- EXERCISE INSTRUCTIONS -
The data below must be copied in full and without any change.

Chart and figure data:
※

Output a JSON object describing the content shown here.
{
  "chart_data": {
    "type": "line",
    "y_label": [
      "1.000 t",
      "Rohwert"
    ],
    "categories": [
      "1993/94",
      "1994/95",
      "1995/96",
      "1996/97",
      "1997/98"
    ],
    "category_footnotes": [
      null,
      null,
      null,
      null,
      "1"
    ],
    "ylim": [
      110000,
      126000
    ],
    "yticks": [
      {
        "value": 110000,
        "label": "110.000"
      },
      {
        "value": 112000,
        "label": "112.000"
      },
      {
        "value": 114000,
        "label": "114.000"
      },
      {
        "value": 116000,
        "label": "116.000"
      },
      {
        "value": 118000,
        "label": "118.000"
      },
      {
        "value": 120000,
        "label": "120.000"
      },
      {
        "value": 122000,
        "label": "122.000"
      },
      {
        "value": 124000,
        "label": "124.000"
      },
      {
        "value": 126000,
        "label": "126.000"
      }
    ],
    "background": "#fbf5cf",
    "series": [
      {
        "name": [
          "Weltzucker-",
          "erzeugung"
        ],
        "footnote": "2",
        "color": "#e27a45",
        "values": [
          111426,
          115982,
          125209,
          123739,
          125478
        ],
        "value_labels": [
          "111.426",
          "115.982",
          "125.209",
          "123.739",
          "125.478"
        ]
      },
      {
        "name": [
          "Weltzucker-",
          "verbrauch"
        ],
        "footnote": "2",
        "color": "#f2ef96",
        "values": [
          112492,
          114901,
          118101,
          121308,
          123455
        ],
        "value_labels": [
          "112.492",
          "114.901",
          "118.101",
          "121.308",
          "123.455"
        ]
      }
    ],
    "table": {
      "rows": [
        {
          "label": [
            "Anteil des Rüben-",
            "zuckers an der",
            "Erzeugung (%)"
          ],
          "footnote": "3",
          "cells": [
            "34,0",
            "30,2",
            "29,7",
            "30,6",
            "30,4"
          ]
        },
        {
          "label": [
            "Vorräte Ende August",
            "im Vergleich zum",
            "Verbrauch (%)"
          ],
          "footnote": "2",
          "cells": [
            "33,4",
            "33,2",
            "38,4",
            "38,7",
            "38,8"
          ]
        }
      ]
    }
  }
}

※

- RESPONSE -
Output a JSON object describing the content shown here.
{
  "chart_data": {
    "type": "line",
    "y_label": [
      "1.000 t",
      "Rohwert"
    ],
    "categories": [
      "1993/94",
      "1994/95",
      "1995/96",
      "1996/97",
      "1997/98"
    ],
    "category_footnotes": [
      null,
      null,
      null,
      null,
      "1"
    ],
    "ylim": [
      110000,
      126000
    ],
    "yticks": [
      {
        "value": 110000,
        "label": "110.000"
      },
      {
        "value": 112000,
        "label": "112.000"
      },
      {
        "value": 114000,
        "label": "114.000"
      },
      {
        "value": 116000,
        "label": "116.000"
      },
      {
        "value": 118000,
        "label": "118.000"
      },
      {
        "value": 120000,
        "label": "120.000"
      },
      {
        "value": 122000,
        "label": "122.000"
      },
      {
        "value": 124000,
        "label": "124.000"
      },
      {
        "value": 126000,
        "label": "126.000"
      }
    ],
    "background": "#fbf5cf",
    "series": [
      {
        "name": [
          "Weltzucker-",
          "erzeugung"
        ],
        "footnote": "2",
        "color": "#e27a45",
        "values": [
          111426,
          115982,
          125209,
          123739,
          125478
        ],
        "value_labels": [
          "111.426",
          "115.982",
          "125.209",
          "123.739",
          "125.478"
        ]
      },
      {
        "name": [
          "Weltzucker-",
          "verbrauch"
        ],
        "footnote": "2",
        "color": "#f2ef96",
        "values": [
          112492,
          114901,
          118101,
          121308,
          123455
        ],
        "value_labels": [
          "112.492",
          "114.901",
          "118.101",
          "121.308",
          "123.455"
        ]
      }
    ],
    "table": {
      "rows": [
        {
          "label": [
            "Anteil des Rüben-",
            "zuckers an der",
            "Erzeugung (%)"
          ],
          "footnote": "3",
          "cells": [
            "34,0",
            "30,2",
            "29,7",
            "30,6",
            "30,4"
          ]
        },
        {
          "label": [
            "Vorräte Ende August",
            "im Vergleich zum",
            "Verbrauch (%)"
          ],
          "footnote": "2",
          "cells": [
            "33,4",
            "33,2",
            "38,4",
            "38,7",
            "38,8"
          ]
        }
      ]
    }
  }
}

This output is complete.